Direction — Pull out from the material below all lines with "бойынша".

Data for this exercise —

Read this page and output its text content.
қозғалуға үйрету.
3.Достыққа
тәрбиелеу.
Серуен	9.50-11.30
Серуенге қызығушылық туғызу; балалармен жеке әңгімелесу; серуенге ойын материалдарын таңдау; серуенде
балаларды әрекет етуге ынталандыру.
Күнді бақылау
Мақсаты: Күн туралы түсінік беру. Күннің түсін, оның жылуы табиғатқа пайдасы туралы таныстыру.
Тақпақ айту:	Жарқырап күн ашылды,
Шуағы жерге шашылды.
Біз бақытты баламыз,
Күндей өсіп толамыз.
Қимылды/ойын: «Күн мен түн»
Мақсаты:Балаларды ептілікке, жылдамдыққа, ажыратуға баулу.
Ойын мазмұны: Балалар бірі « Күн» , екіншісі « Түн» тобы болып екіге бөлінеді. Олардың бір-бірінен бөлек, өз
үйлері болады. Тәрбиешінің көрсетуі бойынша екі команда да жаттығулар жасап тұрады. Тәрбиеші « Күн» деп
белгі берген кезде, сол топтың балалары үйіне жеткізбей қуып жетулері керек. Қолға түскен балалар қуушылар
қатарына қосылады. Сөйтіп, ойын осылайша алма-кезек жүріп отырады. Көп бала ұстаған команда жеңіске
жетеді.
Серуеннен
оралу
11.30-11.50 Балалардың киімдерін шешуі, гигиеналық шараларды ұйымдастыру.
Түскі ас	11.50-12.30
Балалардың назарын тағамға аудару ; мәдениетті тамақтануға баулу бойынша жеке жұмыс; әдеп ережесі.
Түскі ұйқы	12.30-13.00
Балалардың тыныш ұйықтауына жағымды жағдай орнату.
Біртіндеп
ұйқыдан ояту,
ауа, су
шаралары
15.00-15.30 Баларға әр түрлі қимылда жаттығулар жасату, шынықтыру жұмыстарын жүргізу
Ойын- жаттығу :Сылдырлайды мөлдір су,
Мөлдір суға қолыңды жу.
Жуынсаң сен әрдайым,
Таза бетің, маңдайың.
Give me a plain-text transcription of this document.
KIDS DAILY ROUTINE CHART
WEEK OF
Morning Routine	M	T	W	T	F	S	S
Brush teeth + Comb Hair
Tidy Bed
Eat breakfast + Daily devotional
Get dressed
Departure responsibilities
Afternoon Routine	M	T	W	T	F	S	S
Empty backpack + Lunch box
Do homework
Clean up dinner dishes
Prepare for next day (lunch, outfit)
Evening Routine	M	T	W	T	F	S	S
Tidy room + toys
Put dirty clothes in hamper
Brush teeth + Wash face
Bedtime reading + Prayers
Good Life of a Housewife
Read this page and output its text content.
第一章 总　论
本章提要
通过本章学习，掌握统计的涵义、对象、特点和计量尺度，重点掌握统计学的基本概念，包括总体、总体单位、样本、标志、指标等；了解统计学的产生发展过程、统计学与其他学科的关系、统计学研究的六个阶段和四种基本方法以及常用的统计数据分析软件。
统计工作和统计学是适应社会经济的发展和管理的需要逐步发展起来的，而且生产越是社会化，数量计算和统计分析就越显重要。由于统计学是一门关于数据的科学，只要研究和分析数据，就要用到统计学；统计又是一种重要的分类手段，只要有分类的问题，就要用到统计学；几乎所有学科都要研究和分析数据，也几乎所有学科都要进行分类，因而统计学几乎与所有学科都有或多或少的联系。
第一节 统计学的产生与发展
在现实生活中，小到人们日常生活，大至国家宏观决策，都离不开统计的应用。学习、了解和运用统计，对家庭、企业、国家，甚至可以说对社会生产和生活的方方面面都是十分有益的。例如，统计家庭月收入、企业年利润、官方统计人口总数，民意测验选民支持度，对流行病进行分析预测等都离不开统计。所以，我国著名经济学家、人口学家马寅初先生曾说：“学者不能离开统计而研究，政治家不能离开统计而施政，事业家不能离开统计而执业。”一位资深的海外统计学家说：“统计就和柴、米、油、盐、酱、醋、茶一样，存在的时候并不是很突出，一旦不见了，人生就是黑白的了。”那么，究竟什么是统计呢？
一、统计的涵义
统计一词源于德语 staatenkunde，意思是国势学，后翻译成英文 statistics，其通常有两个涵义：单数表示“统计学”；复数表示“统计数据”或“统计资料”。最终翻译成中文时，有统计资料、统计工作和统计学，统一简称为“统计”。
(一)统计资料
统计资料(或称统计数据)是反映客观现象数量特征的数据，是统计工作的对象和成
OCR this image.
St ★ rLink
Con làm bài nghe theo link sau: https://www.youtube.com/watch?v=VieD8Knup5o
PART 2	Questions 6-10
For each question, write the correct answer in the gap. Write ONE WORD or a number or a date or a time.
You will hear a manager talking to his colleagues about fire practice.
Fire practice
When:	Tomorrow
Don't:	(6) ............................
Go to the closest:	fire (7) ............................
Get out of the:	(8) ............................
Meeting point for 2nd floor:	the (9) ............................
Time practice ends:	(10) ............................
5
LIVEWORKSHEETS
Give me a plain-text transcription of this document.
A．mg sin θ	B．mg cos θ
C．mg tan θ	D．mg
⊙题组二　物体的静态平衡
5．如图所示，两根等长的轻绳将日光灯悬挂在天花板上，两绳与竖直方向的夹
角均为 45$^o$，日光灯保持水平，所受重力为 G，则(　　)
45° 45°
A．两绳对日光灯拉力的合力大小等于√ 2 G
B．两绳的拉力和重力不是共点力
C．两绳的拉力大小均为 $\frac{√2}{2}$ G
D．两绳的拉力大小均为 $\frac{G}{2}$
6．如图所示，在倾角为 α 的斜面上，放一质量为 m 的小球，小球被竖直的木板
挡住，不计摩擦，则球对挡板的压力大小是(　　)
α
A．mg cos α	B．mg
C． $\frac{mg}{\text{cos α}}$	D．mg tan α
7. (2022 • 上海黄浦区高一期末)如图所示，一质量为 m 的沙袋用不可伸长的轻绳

Solution to the problem —
үйлері болады. Тәрбиешінің көрсетуі бойынша екі команда да жаттығулар жасап тұрады. Тәрбиеші « Күн» деп
Балалардың назарын тағамға аудару ; мәдениетті тамақтануға баулу бойынша жеке жұмыс; әдеп ережесі.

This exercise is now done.